Extract:
United States District Court, Central District of Illinois, Peoria Division
March 23, 2015
DEMETRIUS HEMPHILL, Plaintiff,
S.A. GODINEZ, et al., Defendants.
MERIT REVIEW ORDER
MICHAEL M. MIHM, UNITED STATES DISTRICT JUDGE
Plaintiff, proceeding pro se, pursues a § 1983 action for Defendants’ alleged deliberate indifference in subjecting him to inhumane conditions of confinement at the Pontiac Correctional Center. The case is before the Court for a merit review pursuant to 28 U.S.C. § 1915A. In reviewing the Complaint, the Court accepts the factual allegations as true, liberally construing them in Plaintiff's favor. Turley v. Rednour, 729 F.3d 645, 649-51 (7th Cir. 2013). However, conclusory statements and labels are insufficient. Enough facts must be provided to “state a claim for relief that is plausible on its face.” Alexander v. United States, 721 F.3d 418, 422 (7th Cir. 2013)(citation and internal quotation marks omitted).

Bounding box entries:
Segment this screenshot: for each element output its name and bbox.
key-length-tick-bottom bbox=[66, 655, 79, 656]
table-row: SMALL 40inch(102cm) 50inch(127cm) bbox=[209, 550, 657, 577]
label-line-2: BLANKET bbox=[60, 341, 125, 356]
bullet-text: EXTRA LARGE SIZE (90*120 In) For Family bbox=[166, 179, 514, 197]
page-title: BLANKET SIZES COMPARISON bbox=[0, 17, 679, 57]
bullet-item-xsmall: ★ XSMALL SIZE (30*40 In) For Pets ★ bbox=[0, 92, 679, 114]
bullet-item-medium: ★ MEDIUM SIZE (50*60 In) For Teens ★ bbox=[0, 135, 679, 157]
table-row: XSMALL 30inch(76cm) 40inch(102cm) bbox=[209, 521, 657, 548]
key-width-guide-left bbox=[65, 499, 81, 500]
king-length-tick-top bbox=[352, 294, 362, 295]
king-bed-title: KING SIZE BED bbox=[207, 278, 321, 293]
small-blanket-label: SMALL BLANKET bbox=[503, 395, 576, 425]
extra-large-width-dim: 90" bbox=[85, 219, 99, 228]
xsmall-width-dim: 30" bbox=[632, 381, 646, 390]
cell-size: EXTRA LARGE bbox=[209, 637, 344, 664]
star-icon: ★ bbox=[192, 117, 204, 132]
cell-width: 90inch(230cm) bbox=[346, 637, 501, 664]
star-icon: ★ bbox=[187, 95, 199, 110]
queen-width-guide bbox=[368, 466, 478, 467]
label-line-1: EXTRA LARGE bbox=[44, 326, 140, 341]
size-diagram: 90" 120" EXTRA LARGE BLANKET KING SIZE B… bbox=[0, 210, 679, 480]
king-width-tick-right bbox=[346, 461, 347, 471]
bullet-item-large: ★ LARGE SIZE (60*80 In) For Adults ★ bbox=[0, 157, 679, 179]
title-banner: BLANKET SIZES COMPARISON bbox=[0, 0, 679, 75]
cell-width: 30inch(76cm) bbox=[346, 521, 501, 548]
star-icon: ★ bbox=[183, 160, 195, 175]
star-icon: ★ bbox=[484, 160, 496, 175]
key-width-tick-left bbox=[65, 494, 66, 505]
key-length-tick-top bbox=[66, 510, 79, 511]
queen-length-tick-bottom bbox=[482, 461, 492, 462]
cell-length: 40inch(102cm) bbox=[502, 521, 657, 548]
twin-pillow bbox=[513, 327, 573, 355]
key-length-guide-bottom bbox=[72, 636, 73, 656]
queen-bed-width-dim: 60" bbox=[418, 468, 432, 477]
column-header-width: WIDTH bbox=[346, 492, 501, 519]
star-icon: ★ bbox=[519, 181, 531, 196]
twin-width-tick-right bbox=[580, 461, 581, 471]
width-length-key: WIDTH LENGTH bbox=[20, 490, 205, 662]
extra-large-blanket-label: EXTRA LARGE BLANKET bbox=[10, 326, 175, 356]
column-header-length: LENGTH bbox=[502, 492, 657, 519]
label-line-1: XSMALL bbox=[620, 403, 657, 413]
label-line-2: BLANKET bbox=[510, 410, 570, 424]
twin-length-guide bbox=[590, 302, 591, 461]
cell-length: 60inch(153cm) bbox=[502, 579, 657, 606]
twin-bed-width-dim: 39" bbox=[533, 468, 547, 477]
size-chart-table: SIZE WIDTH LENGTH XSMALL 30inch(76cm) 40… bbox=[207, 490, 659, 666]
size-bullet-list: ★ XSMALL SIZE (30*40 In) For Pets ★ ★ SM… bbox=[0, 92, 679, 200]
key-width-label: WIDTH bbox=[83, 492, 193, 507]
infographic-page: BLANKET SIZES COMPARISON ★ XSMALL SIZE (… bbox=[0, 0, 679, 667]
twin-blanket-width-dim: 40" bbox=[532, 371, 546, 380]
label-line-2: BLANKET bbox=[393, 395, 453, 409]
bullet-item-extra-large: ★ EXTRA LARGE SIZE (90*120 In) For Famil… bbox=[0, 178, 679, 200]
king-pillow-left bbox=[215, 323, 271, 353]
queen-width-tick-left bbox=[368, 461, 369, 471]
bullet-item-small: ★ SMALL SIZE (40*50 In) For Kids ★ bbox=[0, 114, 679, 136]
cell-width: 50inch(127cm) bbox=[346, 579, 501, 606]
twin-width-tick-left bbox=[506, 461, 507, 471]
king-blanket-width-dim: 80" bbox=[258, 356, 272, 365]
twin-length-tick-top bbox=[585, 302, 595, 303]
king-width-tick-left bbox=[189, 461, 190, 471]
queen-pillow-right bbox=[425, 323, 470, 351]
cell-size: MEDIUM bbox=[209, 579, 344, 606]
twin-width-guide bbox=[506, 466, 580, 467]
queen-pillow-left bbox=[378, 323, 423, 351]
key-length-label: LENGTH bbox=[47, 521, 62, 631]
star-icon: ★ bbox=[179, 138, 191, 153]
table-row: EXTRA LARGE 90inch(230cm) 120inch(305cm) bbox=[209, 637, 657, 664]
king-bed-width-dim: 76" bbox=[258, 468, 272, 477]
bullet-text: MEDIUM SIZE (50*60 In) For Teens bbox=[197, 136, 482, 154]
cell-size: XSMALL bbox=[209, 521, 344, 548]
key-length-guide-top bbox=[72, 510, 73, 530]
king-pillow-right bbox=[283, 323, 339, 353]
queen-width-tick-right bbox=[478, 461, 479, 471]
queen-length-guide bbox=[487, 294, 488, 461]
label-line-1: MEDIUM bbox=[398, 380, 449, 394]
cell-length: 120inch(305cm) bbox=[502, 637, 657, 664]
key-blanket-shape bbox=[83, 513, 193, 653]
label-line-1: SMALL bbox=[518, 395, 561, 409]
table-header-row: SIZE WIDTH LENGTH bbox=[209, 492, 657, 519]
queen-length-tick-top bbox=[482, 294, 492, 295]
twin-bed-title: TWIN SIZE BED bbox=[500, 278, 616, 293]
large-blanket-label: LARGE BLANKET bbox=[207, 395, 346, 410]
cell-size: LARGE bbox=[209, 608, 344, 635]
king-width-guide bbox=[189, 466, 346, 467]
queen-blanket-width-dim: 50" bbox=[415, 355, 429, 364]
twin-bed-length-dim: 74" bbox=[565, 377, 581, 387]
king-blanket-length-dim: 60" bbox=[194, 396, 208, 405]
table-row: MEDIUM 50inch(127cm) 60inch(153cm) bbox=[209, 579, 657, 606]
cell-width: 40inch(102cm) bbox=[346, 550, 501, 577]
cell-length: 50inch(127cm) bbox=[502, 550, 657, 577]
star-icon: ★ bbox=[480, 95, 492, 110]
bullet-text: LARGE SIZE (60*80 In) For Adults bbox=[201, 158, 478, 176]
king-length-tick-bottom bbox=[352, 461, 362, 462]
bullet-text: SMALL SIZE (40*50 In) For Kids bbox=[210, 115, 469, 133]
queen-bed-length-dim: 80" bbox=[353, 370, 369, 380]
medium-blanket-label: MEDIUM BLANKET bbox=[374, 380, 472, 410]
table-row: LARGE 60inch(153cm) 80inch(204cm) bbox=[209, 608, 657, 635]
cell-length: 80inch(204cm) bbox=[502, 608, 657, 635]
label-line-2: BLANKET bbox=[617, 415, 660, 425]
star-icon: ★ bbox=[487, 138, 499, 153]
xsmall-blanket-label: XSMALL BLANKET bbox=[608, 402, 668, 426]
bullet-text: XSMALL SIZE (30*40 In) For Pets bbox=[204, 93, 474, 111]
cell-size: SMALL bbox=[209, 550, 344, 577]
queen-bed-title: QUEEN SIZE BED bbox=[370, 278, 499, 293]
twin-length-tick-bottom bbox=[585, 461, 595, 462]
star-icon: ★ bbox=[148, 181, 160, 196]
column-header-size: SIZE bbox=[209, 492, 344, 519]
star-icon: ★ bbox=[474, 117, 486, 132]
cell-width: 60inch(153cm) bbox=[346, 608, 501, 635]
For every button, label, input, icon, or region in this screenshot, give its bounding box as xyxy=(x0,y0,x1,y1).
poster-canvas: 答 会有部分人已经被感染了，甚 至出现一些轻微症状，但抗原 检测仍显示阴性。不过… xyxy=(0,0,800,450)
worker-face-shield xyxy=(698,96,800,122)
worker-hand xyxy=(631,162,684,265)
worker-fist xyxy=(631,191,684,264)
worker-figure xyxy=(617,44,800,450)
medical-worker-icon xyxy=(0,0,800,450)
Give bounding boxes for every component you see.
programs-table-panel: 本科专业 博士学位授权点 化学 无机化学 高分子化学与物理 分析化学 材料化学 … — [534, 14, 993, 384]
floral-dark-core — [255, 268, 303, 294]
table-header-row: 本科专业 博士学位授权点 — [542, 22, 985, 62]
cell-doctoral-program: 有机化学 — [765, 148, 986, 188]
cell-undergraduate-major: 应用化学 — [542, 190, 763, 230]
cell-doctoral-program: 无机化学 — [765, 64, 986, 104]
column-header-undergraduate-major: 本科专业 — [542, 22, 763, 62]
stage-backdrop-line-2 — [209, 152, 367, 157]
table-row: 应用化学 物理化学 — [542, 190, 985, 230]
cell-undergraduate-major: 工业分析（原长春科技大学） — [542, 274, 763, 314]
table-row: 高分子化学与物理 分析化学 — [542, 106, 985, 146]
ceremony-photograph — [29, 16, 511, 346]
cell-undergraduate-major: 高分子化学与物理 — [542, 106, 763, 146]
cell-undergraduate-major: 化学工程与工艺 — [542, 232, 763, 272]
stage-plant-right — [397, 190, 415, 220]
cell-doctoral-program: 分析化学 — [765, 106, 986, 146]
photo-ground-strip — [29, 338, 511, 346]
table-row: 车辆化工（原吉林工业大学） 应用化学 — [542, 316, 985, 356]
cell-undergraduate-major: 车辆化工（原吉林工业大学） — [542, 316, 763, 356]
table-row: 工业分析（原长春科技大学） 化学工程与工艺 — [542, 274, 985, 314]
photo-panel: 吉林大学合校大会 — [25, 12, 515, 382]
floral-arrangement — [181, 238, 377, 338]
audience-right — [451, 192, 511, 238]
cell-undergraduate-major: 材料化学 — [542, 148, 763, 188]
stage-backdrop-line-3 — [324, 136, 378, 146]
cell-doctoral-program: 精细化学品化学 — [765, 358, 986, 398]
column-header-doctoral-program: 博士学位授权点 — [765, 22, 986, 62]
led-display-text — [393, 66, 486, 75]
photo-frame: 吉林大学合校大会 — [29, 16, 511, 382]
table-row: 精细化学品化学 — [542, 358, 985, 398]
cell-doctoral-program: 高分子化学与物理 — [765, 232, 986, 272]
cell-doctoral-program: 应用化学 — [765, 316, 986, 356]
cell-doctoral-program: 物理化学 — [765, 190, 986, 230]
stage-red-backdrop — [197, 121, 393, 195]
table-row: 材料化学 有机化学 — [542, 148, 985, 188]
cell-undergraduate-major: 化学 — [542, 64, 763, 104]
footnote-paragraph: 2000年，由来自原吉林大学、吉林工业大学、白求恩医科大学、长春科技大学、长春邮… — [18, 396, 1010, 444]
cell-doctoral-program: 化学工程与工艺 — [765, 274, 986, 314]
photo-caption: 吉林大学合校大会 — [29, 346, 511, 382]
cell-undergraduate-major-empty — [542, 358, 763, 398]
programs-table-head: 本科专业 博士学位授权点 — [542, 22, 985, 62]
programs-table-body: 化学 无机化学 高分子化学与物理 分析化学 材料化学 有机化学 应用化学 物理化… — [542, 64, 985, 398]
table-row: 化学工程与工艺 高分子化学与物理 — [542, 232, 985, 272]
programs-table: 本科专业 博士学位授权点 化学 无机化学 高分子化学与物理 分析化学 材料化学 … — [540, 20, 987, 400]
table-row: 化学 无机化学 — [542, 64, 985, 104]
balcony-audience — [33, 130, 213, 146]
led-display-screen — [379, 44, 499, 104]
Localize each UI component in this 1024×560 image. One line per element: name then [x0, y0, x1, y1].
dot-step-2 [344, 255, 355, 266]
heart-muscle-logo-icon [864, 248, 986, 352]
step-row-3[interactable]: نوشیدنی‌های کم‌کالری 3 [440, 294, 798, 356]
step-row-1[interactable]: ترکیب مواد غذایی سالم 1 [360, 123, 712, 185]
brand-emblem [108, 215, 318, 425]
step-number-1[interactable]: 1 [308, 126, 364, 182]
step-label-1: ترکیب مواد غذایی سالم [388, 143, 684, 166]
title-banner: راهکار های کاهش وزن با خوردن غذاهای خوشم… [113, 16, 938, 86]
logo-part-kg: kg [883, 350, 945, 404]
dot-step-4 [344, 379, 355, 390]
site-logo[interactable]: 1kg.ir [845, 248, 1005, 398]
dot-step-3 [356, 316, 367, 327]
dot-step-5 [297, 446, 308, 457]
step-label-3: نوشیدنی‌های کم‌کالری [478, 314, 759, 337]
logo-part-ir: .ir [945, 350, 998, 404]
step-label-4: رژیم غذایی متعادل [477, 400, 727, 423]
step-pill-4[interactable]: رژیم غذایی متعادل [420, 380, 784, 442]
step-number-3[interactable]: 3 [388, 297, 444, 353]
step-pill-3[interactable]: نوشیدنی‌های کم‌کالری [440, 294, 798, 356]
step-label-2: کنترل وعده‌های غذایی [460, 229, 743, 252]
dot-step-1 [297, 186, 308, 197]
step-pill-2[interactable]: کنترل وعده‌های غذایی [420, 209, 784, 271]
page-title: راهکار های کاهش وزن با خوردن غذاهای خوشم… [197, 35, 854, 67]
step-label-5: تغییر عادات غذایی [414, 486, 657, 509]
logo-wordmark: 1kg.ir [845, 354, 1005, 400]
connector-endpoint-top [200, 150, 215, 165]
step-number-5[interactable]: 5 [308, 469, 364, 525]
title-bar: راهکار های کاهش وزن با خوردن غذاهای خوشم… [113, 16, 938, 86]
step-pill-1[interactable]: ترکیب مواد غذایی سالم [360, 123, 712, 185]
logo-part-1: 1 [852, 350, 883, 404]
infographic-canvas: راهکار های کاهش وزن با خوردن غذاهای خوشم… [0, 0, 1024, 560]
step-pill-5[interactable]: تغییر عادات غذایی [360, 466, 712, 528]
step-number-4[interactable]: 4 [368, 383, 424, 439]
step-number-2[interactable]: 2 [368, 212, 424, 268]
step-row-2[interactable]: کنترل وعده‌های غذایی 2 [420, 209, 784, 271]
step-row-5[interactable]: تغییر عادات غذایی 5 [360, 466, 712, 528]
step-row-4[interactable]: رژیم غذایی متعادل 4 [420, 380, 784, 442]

Exercise details: Copy word for word the passage of the merit review order from "United States District Court, Central" to "et al., Defendants.". Answer from the merit review order alone, not from the listing.

Written answer:
United States District Court, Central District of Illinois, Peoria Division
March 23, 2015
DEMETRIUS HEMPHILL, Plaintiff,
S.A. GODINEZ, et al., Defendants.